--- Start ---

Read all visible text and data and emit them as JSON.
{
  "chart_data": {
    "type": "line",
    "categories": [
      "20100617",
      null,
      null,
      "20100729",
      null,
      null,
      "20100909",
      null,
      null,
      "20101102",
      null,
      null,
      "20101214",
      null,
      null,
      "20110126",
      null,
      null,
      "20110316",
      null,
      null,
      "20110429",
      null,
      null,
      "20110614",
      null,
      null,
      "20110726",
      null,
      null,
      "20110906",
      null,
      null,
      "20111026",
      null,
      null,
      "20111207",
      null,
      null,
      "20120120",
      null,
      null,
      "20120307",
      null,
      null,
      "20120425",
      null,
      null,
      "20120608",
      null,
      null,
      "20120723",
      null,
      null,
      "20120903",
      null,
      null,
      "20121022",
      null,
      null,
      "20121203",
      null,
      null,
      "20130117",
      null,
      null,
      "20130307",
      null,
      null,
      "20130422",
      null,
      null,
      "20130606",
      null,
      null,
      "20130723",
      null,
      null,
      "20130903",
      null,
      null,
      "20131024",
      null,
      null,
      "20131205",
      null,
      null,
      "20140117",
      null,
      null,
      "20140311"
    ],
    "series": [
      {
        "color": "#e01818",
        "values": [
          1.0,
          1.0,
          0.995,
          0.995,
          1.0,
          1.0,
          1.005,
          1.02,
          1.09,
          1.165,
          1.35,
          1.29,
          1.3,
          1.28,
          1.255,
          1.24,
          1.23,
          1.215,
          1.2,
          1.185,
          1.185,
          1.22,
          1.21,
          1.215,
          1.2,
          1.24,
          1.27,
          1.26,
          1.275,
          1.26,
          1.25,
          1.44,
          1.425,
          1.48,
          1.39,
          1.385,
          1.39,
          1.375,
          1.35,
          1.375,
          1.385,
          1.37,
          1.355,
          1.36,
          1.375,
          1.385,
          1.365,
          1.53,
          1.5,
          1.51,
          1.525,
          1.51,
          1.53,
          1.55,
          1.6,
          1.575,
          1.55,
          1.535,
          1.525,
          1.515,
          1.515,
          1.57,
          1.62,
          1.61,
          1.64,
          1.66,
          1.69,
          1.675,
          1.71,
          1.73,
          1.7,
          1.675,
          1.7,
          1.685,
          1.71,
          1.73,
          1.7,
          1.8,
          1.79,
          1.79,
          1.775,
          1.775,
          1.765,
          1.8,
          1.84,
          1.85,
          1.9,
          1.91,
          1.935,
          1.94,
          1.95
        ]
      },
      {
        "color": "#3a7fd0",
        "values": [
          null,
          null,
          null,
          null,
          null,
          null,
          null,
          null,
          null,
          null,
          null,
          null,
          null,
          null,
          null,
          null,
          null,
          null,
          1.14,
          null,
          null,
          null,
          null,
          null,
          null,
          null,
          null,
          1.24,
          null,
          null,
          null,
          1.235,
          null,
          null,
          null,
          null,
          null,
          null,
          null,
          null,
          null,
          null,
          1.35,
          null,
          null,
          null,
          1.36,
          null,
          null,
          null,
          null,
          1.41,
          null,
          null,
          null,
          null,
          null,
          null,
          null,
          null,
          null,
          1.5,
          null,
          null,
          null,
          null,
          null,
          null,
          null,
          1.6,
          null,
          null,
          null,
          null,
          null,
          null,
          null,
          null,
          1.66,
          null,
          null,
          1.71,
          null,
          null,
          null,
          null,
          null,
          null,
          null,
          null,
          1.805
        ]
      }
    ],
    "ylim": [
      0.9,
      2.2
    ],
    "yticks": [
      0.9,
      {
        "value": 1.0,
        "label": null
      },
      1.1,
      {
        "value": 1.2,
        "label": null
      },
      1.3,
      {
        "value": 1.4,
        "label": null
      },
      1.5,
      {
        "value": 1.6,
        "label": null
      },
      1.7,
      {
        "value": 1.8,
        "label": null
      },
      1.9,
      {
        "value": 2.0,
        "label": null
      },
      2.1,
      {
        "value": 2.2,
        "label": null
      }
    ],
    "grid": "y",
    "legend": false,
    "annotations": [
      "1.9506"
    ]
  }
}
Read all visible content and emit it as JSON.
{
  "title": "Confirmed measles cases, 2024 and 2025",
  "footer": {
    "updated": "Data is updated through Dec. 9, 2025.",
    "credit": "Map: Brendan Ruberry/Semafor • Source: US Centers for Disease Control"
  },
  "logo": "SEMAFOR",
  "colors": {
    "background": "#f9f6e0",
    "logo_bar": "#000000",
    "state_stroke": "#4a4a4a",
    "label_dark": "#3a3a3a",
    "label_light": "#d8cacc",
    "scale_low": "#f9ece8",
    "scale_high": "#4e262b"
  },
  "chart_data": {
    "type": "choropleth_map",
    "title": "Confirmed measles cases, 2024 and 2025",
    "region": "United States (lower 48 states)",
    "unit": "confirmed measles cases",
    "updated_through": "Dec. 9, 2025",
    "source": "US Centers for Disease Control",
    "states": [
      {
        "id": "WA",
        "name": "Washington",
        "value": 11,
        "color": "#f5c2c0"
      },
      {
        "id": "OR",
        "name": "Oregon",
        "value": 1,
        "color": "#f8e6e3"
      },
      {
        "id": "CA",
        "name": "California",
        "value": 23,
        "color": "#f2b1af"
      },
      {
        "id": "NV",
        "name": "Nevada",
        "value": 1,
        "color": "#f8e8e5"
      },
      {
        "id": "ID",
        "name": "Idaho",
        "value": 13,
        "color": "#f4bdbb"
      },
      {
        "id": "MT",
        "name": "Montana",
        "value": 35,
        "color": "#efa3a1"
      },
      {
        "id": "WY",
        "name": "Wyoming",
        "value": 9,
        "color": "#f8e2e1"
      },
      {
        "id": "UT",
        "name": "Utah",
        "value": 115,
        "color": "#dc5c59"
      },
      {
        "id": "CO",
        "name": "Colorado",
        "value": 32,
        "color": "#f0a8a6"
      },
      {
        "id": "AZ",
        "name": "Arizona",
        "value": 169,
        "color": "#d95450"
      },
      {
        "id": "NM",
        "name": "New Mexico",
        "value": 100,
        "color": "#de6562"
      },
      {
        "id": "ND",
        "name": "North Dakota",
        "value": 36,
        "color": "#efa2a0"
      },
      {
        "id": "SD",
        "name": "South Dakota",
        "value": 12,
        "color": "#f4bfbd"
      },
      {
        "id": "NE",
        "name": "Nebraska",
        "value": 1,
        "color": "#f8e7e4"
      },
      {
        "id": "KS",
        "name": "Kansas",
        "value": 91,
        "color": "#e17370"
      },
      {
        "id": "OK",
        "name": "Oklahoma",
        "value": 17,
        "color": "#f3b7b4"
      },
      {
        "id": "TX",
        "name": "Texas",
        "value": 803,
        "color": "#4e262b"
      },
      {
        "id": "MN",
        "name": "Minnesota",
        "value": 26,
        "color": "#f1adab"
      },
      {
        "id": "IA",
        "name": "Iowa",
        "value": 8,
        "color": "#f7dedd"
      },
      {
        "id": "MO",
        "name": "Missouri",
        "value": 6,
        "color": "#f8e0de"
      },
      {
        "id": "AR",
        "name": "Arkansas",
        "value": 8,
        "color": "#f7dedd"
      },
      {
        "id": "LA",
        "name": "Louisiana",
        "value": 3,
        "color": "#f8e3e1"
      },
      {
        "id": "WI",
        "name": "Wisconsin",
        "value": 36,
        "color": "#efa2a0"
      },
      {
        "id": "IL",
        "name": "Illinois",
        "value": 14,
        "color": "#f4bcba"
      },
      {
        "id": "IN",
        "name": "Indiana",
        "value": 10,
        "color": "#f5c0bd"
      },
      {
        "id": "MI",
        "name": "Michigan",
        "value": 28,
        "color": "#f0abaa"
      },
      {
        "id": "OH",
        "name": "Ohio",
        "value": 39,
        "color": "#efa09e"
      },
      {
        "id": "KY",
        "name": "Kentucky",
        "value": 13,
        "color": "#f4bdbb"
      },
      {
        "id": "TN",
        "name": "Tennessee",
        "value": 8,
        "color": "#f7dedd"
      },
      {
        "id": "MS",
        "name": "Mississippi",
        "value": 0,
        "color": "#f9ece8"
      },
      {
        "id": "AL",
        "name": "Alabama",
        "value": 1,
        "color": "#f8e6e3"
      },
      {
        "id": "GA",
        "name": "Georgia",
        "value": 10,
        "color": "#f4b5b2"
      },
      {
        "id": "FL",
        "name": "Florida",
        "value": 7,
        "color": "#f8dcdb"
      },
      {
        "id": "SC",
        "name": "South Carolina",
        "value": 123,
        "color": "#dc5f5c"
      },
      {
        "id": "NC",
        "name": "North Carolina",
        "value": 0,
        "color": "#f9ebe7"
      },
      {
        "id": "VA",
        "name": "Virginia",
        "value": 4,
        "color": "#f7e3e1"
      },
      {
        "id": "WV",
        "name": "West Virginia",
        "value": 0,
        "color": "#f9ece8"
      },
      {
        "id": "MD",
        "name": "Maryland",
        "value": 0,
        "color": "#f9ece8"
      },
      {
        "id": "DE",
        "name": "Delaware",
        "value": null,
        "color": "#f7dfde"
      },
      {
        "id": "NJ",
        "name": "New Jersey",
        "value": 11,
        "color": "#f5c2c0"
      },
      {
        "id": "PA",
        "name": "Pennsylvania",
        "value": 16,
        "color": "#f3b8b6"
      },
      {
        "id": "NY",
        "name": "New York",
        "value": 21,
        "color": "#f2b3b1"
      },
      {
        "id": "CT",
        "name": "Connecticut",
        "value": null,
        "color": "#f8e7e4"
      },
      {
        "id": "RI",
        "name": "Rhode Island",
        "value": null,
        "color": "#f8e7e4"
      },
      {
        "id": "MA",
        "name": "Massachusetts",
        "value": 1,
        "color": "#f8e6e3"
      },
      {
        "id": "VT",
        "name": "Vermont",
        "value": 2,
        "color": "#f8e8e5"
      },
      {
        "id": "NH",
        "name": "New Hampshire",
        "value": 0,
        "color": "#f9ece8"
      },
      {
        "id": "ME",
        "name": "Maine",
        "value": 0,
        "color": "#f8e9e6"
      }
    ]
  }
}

--- End ---

> [Your instructions] From the records, copy every line that has the string "Carolina" in it.

> [Output of the exercise]
        "name": "South Carolina",
        "name": "North Carolina",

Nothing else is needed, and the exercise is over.